[DATA TO PROCESS]
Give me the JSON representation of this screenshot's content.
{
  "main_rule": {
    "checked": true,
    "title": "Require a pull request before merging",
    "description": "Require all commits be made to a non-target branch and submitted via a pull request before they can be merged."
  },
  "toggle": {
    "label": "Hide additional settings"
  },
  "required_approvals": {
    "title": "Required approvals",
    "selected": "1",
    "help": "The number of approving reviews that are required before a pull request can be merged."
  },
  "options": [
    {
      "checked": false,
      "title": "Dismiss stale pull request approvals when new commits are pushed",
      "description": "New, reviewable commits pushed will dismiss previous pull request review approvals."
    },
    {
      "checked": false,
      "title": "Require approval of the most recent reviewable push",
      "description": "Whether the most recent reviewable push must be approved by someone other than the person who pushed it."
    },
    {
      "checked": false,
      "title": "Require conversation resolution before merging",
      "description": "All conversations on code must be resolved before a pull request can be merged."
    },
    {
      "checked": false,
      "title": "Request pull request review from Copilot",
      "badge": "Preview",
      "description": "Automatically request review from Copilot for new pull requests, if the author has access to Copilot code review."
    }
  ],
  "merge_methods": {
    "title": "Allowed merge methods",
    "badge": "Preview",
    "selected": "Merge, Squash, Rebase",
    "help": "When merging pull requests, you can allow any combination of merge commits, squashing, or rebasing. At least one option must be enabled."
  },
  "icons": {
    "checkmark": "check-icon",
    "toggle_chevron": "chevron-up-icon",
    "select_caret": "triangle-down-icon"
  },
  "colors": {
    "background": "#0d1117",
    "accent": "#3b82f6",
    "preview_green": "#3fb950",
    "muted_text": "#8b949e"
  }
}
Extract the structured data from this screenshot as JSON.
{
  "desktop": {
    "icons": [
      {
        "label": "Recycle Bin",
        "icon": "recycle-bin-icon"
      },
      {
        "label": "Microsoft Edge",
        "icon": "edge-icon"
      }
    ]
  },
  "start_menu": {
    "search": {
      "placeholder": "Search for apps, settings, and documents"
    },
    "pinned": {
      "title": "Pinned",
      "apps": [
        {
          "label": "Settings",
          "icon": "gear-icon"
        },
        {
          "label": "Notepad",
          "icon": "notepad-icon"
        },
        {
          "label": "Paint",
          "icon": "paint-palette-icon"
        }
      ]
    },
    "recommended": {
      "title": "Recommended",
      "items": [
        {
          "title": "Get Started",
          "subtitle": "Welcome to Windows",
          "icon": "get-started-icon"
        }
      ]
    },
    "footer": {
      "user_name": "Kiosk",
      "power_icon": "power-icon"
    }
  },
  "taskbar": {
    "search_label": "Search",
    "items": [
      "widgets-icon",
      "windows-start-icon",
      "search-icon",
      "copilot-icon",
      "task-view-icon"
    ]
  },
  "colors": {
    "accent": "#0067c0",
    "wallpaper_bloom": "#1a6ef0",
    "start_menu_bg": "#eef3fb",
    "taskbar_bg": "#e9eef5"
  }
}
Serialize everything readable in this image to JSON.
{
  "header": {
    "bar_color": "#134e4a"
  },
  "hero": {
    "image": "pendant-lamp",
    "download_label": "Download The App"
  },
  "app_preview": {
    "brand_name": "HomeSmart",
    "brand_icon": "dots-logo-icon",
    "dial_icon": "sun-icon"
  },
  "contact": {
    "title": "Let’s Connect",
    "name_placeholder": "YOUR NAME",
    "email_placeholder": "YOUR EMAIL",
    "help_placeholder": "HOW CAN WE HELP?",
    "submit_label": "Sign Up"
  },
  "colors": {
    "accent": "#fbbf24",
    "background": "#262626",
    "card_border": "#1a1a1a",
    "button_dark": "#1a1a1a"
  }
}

[WHAT IS EXPECTED]
Filter lines by "screenshot" and return each hit.

[FULL SOLUTION]
Give me the JSON representation of this screenshot's content.
Extract the structured data from this screenshot as JSON.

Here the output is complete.